> Record extracts
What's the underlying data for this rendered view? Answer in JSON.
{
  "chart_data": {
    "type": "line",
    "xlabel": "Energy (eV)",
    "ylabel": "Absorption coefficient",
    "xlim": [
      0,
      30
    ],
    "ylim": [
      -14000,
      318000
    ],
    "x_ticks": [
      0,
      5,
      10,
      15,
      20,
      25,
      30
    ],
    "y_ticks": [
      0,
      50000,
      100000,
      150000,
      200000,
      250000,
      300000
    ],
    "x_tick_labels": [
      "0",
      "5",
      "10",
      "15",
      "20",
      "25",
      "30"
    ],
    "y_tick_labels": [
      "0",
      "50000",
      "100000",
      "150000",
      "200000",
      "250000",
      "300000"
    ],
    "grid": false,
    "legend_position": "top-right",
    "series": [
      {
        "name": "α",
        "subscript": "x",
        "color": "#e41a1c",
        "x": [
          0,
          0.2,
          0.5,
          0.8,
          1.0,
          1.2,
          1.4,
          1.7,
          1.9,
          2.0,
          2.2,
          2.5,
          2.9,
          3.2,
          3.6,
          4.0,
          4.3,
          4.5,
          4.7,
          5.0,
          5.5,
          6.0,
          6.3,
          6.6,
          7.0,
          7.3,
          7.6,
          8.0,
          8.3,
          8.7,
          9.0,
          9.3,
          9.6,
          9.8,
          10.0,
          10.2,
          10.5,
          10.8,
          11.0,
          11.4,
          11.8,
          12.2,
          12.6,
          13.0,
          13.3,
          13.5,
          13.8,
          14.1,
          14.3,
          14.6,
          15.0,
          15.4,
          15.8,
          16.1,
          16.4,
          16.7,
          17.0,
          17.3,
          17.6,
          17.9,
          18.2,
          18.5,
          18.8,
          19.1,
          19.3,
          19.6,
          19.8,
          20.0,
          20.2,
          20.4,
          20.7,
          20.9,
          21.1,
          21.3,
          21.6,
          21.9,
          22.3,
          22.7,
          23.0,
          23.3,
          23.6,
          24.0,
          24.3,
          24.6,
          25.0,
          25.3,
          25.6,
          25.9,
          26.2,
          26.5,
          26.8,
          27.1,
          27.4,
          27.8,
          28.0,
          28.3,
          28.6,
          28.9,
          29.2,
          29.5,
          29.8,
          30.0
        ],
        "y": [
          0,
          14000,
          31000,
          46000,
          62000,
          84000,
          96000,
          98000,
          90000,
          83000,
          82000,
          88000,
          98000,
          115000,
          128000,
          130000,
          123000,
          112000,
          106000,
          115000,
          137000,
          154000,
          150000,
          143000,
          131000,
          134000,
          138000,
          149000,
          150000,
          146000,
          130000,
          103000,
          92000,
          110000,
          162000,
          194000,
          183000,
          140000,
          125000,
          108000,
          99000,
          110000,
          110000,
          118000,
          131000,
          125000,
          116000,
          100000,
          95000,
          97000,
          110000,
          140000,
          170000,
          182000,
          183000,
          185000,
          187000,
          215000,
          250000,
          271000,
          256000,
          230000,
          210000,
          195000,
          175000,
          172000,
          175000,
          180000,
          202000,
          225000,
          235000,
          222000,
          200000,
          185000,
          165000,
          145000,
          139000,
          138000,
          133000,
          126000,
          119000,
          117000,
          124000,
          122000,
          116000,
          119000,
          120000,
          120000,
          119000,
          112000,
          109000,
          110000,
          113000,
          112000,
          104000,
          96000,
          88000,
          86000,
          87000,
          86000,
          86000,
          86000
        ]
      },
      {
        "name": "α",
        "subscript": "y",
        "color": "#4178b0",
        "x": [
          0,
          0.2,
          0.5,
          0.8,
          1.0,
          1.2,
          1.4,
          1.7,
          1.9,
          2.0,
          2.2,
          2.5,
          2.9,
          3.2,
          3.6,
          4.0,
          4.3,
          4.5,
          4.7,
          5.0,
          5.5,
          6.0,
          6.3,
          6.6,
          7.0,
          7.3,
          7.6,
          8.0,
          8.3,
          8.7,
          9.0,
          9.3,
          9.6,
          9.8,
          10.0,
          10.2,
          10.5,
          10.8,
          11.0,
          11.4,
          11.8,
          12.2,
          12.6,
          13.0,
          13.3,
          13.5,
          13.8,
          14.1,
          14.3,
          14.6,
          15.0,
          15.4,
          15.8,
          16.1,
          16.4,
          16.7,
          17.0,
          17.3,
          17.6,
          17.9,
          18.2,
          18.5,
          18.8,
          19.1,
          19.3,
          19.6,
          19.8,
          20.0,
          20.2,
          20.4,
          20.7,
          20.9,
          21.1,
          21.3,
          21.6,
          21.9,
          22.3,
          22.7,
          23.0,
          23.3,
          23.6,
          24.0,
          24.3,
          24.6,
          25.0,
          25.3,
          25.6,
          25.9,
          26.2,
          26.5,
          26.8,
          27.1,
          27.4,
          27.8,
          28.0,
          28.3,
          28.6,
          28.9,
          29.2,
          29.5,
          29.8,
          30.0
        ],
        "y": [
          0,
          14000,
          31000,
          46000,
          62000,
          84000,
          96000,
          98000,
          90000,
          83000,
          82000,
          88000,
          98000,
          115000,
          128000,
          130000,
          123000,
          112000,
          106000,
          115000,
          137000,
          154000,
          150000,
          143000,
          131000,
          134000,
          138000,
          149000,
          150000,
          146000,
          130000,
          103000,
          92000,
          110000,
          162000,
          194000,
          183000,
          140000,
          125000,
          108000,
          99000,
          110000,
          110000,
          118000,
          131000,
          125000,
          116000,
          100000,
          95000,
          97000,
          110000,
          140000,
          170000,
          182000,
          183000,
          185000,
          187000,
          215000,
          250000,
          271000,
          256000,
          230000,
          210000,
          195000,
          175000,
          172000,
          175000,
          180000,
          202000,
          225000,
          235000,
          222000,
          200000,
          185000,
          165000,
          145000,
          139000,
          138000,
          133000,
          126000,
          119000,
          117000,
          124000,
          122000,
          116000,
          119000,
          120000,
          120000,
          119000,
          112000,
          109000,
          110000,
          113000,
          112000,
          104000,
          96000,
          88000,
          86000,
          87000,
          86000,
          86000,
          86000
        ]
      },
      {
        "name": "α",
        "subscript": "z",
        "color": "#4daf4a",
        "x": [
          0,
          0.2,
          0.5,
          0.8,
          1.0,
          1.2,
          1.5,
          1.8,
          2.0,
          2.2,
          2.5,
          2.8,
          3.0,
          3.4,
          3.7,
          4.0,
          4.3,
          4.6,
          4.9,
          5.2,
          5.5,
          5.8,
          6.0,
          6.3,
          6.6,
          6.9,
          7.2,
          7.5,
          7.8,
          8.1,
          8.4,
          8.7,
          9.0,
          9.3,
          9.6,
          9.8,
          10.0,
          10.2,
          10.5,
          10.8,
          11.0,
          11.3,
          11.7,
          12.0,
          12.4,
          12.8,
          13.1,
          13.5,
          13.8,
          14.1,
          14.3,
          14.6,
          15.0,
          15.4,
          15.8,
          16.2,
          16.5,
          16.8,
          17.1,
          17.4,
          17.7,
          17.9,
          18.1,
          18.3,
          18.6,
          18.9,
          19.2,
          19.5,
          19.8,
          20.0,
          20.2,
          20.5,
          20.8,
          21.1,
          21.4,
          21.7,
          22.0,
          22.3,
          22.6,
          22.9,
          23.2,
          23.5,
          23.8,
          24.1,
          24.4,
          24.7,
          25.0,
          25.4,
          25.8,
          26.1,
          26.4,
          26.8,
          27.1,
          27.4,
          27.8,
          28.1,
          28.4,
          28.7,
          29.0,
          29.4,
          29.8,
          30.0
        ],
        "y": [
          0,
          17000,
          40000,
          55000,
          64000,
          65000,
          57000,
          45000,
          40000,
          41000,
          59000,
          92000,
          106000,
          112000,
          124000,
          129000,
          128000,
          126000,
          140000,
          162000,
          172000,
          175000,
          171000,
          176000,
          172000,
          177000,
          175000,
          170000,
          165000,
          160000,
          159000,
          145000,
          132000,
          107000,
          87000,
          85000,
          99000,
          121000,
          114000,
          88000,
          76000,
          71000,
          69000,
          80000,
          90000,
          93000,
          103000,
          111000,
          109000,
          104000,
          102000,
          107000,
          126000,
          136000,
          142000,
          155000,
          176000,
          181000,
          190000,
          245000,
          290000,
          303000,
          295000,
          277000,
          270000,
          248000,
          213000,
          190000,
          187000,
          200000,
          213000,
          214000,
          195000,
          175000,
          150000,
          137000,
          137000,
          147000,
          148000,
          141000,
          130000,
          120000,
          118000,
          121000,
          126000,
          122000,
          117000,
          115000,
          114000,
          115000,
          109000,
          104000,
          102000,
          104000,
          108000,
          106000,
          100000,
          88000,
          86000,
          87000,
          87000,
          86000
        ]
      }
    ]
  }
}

> Instructions to follow
Pull out each line holding the string "subscript".

> Answer below
        "subscript": "x",
        "subscript": "y",
        "subscript": "z",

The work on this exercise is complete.